- **STATED TASK**
Reproduce every line of the entries below without any changes, and leave out the pictures.
_ _ _
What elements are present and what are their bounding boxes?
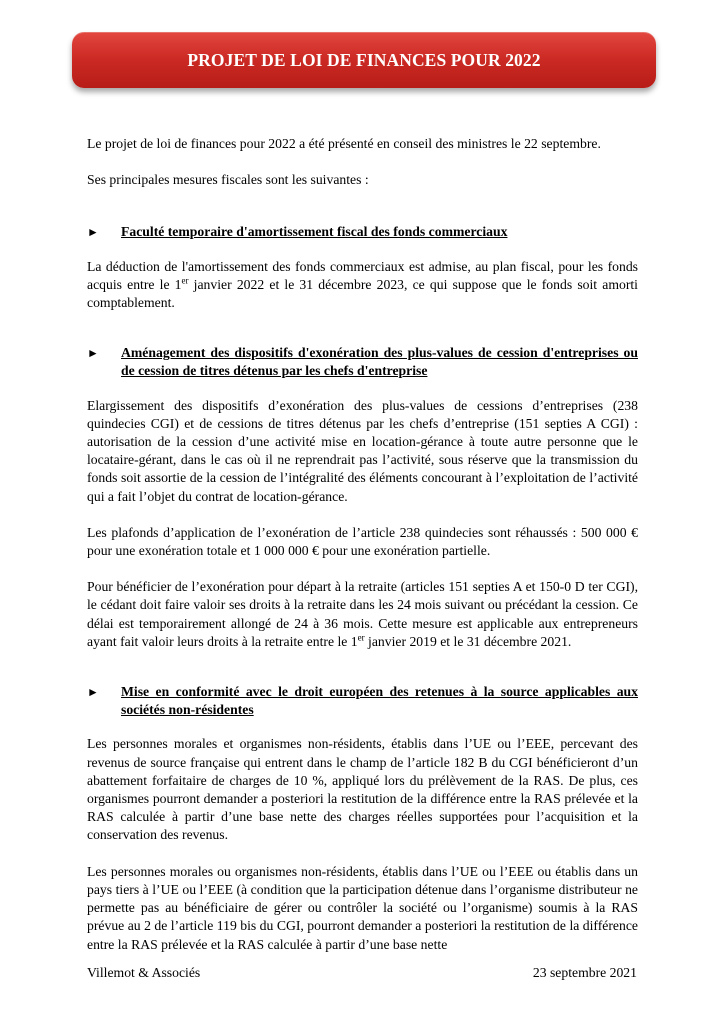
section-paragraph: Elargissement des dispositifs d’exonération des plus-values de cessions d’entreprises (238 quindecies CGI) et de cessions de titres détenus par les chefs d’entreprise (151 septies A CGI) : autorisation de la cession d’une activité mise en location-gérance à toute autre personne que le locataire-gérant, dans le cas où il ne reprendrait pas l’activité, sous réserve que la transmission du fonds soit assortie de la cession de l’intégralité des éléments concourant à l’exploitation de l’activité qui a fait l’objet du contrat de location-gérance. [87,397,638,504]
triangle-bullet-icon: ► [87,346,99,361]
section-paragraph: Les personnes morales et organismes non-résidents, établis dans l’UE ou l’EEE, percevant des revenus de source française qui entrent dans le champ de l’article 182 B du CGI bénéficieront d’un abattement forfaitaire de charges de 10 %, appliqué lors du prélèvement de la RAS. De plus, ces organismes pourront demander a posteriori la restitution de la différence entre la RAS prélevée et la RAS calculée à partir d’une base nette des charges réelles supportées pour l’acquisition et la conservation des revenus. [87,736,638,843]
section-title: Mise en conformité avec le droit européen des retenues à la source applicables aux sociétés non-résidentes [121,684,638,718]
document-body [87,135,638,972]
section-title: Faculté temporaire d'amortissement fiscal des fonds commerciaux [121,224,508,240]
page-title: PROJET DE LOI DE FINANCES POUR 2022 [187,49,541,70]
section-paragraph: Les personnes morales ou organismes non-résidents, établis dans l’UE ou l’EEE ou établis dans un pays tiers à l’UE ou l’EEE (à condition que la participation détenue dans l’organisme distributeur ne permette pas au bénéficiaire de gérer ou contrôler la société ou l’organisme) soumis à la RAS prévue au 2 de l’article 119 bis du CGI, pourront demander a posteriori la restitution de la différence entre la RAS prélevée et la RAS calculée à partir d’une base nette [87,863,638,952]
section-paragraph: Les plafonds d’application de l’exonération de l’article 238 quindecies sont réhaussés : 500 000 € pour une exonération totale et 1 000 000 € pour une exonération partielle. [87,524,638,559]
intro-paragraph: Le projet de loi de finances pour 2022 a été présenté en conseil des ministres le 22 septembre. [87,136,601,151]
intro-lead: Ses principales mesures fiscales sont les suivantes : [87,172,369,188]
section-heading-plus-values [87,344,638,380]
section-heading-retenues-source [87,683,638,719]
section-title: Aménagement des dispositifs d'exonération des plus-values de cession d'entreprises ou de cession de titres détenus par les chefs d'entreprise [121,345,638,379]
triangle-bullet-icon: ► [87,685,99,700]
footer-firm-name: Villemot & Associés [87,965,201,980]
title-banner [72,32,656,88]
section-paragraph: Pour bénéficier de l’exonération pour départ à la retraite (articles 151 septies A et 150-0 D ter CGI), le cédant doit faire valoir ses droits à la retraite dans les 24 mois suivant ou précédant la cession. Ce délai est temporairement allongé de 24 à 36 mois. Cette mesure est applicable aux entrepreneurs ayant fait valoir leurs droits à la retraite entre le 1er janvier 2019 et le 31 décembre 2021. [87,579,638,649]
triangle-bullet-icon: ► [87,225,99,240]
section-paragraph: La déduction de l'amortissement des fonds commerciaux est admise, au plan fiscal, pour les fonds acquis entre le 1er janvier 2022 et le 31 décembre 2023, ce qui suppose que le fonds soit amorti comptablement. [87,258,638,311]
section-heading-amortissement [87,223,638,241]
footer-date: 23 septembre 2021 [532,965,637,980]
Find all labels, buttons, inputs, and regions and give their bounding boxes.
_ _ _
- **ANSWER TO THE EXERCISE**
What elements are present and what are their bounding boxes?
section-paragraph: Elargissement des dispositifs d’exonération des plus-values de cessions d’entreprises (238 quindecies CGI) et de cessions de titres détenus par les chefs d’entreprise (151 septies A CGI) : autorisation de la cession d’une activité mise en location-gérance à toute autre personne que le locataire-gérant, dans le cas où il ne reprendrait pas l’activité, sous réserve que la transmission du fonds soit assortie de la cession de l’intégralité des éléments concourant à l’exploitation de l’activité qui a fait l’objet du contrat de location-gérance. [87,397,638,504]
triangle-bullet-icon: ► [87,346,99,361]
section-paragraph: Les personnes morales et organismes non-résidents, établis dans l’UE ou l’EEE, percevant des revenus de source française qui entrent dans le champ de l’article 182 B du CGI bénéficieront d’un abattement forfaitaire de charges de 10 %, appliqué lors du prélèvement de la RAS. De plus, ces organismes pourront demander a posteriori la restitution de la différence entre la RAS prélevée et la RAS calculée à partir d’une base nette des charges réelles supportées pour l’acquisition et la conservation des revenus. [87,736,638,843]
section-title: Mise en conformité avec le droit européen des retenues à la source applicables aux sociétés non-résidentes [121,684,638,718]
document-body [87,135,638,972]
section-title: Faculté temporaire d'amortissement fiscal des fonds commerciaux [121,224,508,240]
page-title: PROJET DE LOI DE FINANCES POUR 2022 [187,49,541,70]
section-paragraph: Les personnes morales ou organismes non-résidents, établis dans l’UE ou l’EEE ou établis dans un pays tiers à l’UE ou l’EEE (à condition que la participation détenue dans l’organisme distributeur ne permette pas au bénéficiaire de gérer ou contrôler la société ou l’organisme) soumis à la RAS prévue au 2 de l’article 119 bis du CGI, pourront demander a posteriori la restitution de la différence entre la RAS prélevée et la RAS calculée à partir d’une base nette [87,863,638,952]
section-paragraph: Les plafonds d’application de l’exonération de l’article 238 quindecies sont réhaussés : 500 000 € pour une exonération totale et 1 000 000 € pour une exonération partielle. [87,524,638,559]
intro-paragraph: Le projet de loi de finances pour 2022 a été présenté en conseil des ministres le 22 septembre. [87,136,601,151]
intro-lead: Ses principales mesures fiscales sont les suivantes : [87,172,369,188]
section-heading-plus-values [87,344,638,380]
section-heading-retenues-source [87,683,638,719]
section-title: Aménagement des dispositifs d'exonération des plus-values de cession d'entreprises ou de cession de titres détenus par les chefs d'entreprise [121,345,638,379]
triangle-bullet-icon: ► [87,685,99,700]
footer-firm-name: Villemot & Associés [87,965,201,980]
title-banner [72,32,656,88]
section-paragraph: Pour bénéficier de l’exonération pour départ à la retraite (articles 151 septies A et 150-0 D ter CGI), le cédant doit faire valoir ses droits à la retraite dans les 24 mois suivant ou précédant la cession. Ce délai est temporairement allongé de 24 à 36 mois. Cette mesure est applicable aux entrepreneurs ayant fait valoir leurs droits à la retraite entre le 1er janvier 2019 et le 31 décembre 2021. [87,579,638,649]
triangle-bullet-icon: ► [87,225,99,240]
section-paragraph: La déduction de l'amortissement des fonds commerciaux est admise, au plan fiscal, pour les fonds acquis entre le 1er janvier 2022 et le 31 décembre 2023, ce qui suppose que le fonds soit amorti comptablement. [87,258,638,311]
section-heading-amortissement [87,223,638,241]
footer-date: 23 septembre 2021 [532,965,637,980]
Find all labels, buttons, inputs, and regions and give their bounding boxes.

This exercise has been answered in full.